● **Short problem**
In the entries that follow, count each line containing "Available" and state the total, nothing more.

start

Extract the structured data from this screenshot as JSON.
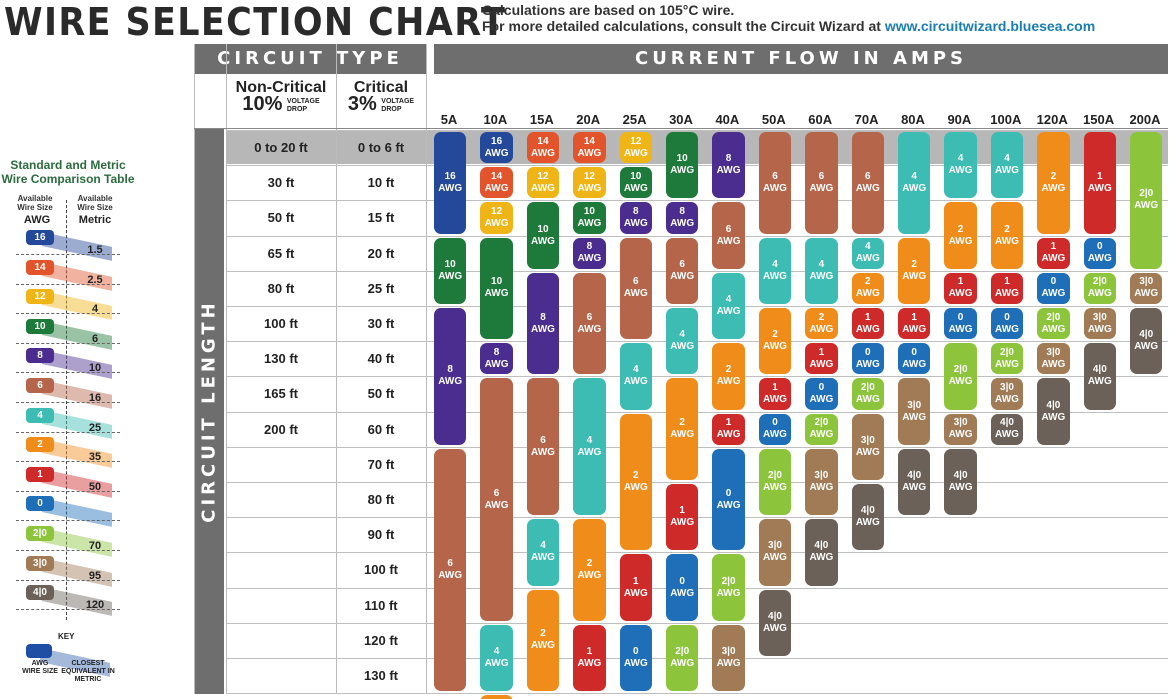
{
  "title": "WIRE SELECTION CHART",
  "note": {
    "line1": "Calculations are based on 105°C wire.",
    "line2_prefix": "For more detailed calculations, consult the Circuit Wizard at ",
    "url": "www.circuitwizard.bluesea.com"
  },
  "headers": {
    "circuit_type": "CIRCUIT TYPE",
    "current_flow": "CURRENT FLOW IN AMPS",
    "circuit_length": "CIRCUIT LENGTH",
    "non_critical": {
      "name": "Non-Critical",
      "pct": "10%",
      "small1": "VOLTAGE",
      "small2": "DROP"
    },
    "critical": {
      "name": "Critical",
      "pct": "3%",
      "small1": "VOLTAGE",
      "small2": "DROP"
    }
  },
  "amps": [
    "5A",
    "10A",
    "15A",
    "20A",
    "25A",
    "30A",
    "40A",
    "50A",
    "60A",
    "70A",
    "80A",
    "90A",
    "100A",
    "120A",
    "150A",
    "200A"
  ],
  "lengths_non_critical": [
    "0 to 20 ft",
    "30 ft",
    "50 ft",
    "65 ft",
    "80 ft",
    "100 ft",
    "130 ft",
    "165 ft",
    "200 ft"
  ],
  "lengths_critical": [
    "0 to 6 ft",
    "10 ft",
    "15 ft",
    "20 ft",
    "25 ft",
    "30 ft",
    "40 ft",
    "50 ft",
    "60 ft",
    "70 ft",
    "80 ft",
    "90 ft",
    "100 ft",
    "110 ft",
    "120 ft",
    "130 ft"
  ],
  "awg_unit": "AWG",
  "gauge_colors": {
    "16": "#24489a",
    "14": "#e2552c",
    "12": "#efb416",
    "10": "#1e7a3a",
    "8": "#4a2d8f",
    "6": "#b4654a",
    "4": "#3cbcb3",
    "2": "#f08c1a",
    "1": "#cf2a2a",
    "0": "#1f6fb8",
    "2|0": "#8cc43c",
    "3|0": "#a07b55",
    "4|0": "#6b6158"
  },
  "grid": [
    [
      [
        "16",
        0,
        3
      ],
      [
        "10",
        3,
        2
      ],
      [
        "8",
        5,
        4
      ],
      [
        "6",
        9,
        7
      ]
    ],
    [
      [
        "16",
        0,
        1
      ],
      [
        "14",
        1,
        1
      ],
      [
        "12",
        2,
        1
      ],
      [
        "10",
        3,
        3
      ],
      [
        "8",
        6,
        1
      ],
      [
        "6",
        7,
        7
      ],
      [
        "4",
        14,
        2
      ],
      [
        "2",
        16,
        1
      ]
    ],
    [
      [
        "14",
        0,
        1
      ],
      [
        "12",
        1,
        1
      ],
      [
        "10",
        2,
        2
      ],
      [
        "8",
        4,
        3
      ],
      [
        "6",
        7,
        4
      ],
      [
        "4",
        11,
        2
      ],
      [
        "2",
        13,
        3
      ]
    ],
    [
      [
        "14",
        0,
        1
      ],
      [
        "12",
        1,
        1
      ],
      [
        "10",
        2,
        1
      ],
      [
        "8",
        3,
        1
      ],
      [
        "6",
        4,
        3
      ],
      [
        "4",
        7,
        4
      ],
      [
        "2",
        11,
        3
      ],
      [
        "1",
        14,
        2
      ]
    ],
    [
      [
        "12",
        0,
        1
      ],
      [
        "10",
        1,
        1
      ],
      [
        "8",
        2,
        1
      ],
      [
        "6",
        3,
        3
      ],
      [
        "4",
        6,
        2
      ],
      [
        "2",
        8,
        4
      ],
      [
        "1",
        12,
        2
      ],
      [
        "0",
        14,
        2
      ]
    ],
    [
      [
        "10",
        0,
        2
      ],
      [
        "8",
        2,
        1
      ],
      [
        "6",
        3,
        2
      ],
      [
        "4",
        5,
        2
      ],
      [
        "2",
        7,
        3
      ],
      [
        "1",
        10,
        2
      ],
      [
        "0",
        12,
        2
      ],
      [
        "2|0",
        14,
        2
      ]
    ],
    [
      [
        "8",
        0,
        2
      ],
      [
        "6",
        2,
        2
      ],
      [
        "4",
        4,
        2
      ],
      [
        "2",
        6,
        2
      ],
      [
        "1",
        8,
        1
      ],
      [
        "0",
        9,
        3
      ],
      [
        "2|0",
        12,
        2
      ],
      [
        "3|0",
        14,
        2
      ]
    ],
    [
      [
        "6",
        0,
        3
      ],
      [
        "4",
        3,
        2
      ],
      [
        "2",
        5,
        2
      ],
      [
        "1",
        7,
        1
      ],
      [
        "0",
        8,
        1
      ],
      [
        "2|0",
        9,
        2
      ],
      [
        "3|0",
        11,
        2
      ],
      [
        "4|0",
        13,
        2
      ]
    ],
    [
      [
        "6",
        0,
        3
      ],
      [
        "4",
        3,
        2
      ],
      [
        "2",
        5,
        1
      ],
      [
        "1",
        6,
        1
      ],
      [
        "0",
        7,
        1
      ],
      [
        "2|0",
        8,
        1
      ],
      [
        "3|0",
        9,
        2
      ],
      [
        "4|0",
        11,
        2
      ]
    ],
    [
      [
        "6",
        0,
        3
      ],
      [
        "4",
        3,
        1
      ],
      [
        "2",
        4,
        1
      ],
      [
        "1",
        5,
        1
      ],
      [
        "0",
        6,
        1
      ],
      [
        "2|0",
        7,
        1
      ],
      [
        "3|0",
        8,
        2
      ],
      [
        "4|0",
        10,
        2
      ]
    ],
    [
      [
        "4",
        0,
        3
      ],
      [
        "2",
        3,
        2
      ],
      [
        "1",
        5,
        1
      ],
      [
        "0",
        6,
        1
      ],
      [
        "3|0",
        7,
        2
      ],
      [
        "4|0",
        9,
        2
      ]
    ],
    [
      [
        "4",
        0,
        2
      ],
      [
        "2",
        2,
        2
      ],
      [
        "1",
        4,
        1
      ],
      [
        "0",
        5,
        1
      ],
      [
        "2|0",
        6,
        2
      ],
      [
        "3|0",
        8,
        1
      ],
      [
        "4|0",
        9,
        2
      ]
    ],
    [
      [
        "4",
        0,
        2
      ],
      [
        "2",
        2,
        2
      ],
      [
        "1",
        4,
        1
      ],
      [
        "0",
        5,
        1
      ],
      [
        "2|0",
        6,
        1
      ],
      [
        "3|0",
        7,
        1
      ],
      [
        "4|0",
        8,
        1
      ]
    ],
    [
      [
        "2",
        0,
        3
      ],
      [
        "1",
        3,
        1
      ],
      [
        "0",
        4,
        1
      ],
      [
        "2|0",
        5,
        1
      ],
      [
        "3|0",
        6,
        1
      ],
      [
        "4|0",
        7,
        2
      ]
    ],
    [
      [
        "1",
        0,
        3
      ],
      [
        "0",
        3,
        1
      ],
      [
        "2|0",
        4,
        1
      ],
      [
        "3|0",
        5,
        1
      ],
      [
        "4|0",
        6,
        2
      ]
    ],
    [
      [
        "2|0",
        0,
        4
      ],
      [
        "3|0",
        4,
        1
      ],
      [
        "4|0",
        5,
        2
      ]
    ]
  ],
  "comparison": {
    "title_line1": "Standard and Metric",
    "title_line2": "Wire Comparison Table",
    "awg_head": "Available Wire Size",
    "metric_head": "Available Wire Size",
    "awg_label": "AWG",
    "metric_label": "Metric",
    "rows": [
      {
        "awg": "16",
        "metric": "1.5"
      },
      {
        "awg": "14",
        "metric": "2.5"
      },
      {
        "awg": "12",
        "metric": "4"
      },
      {
        "awg": "10",
        "metric": "6"
      },
      {
        "awg": "8",
        "metric": "10"
      },
      {
        "awg": "6",
        "metric": "16"
      },
      {
        "awg": "4",
        "metric": "25"
      },
      {
        "awg": "2",
        "metric": "35"
      },
      {
        "awg": "1",
        "metric": "50"
      },
      {
        "awg": "0",
        "metric": ""
      },
      {
        "awg": "2|0",
        "metric": "70"
      },
      {
        "awg": "3|0",
        "metric": "95"
      },
      {
        "awg": "4|0",
        "metric": "120"
      }
    ]
  },
  "key": {
    "title": "KEY",
    "awg": "AWG WIRE SIZE",
    "metric": "CLOSEST EQUIVALENT IN METRIC"
  }
}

end

● **Response**
2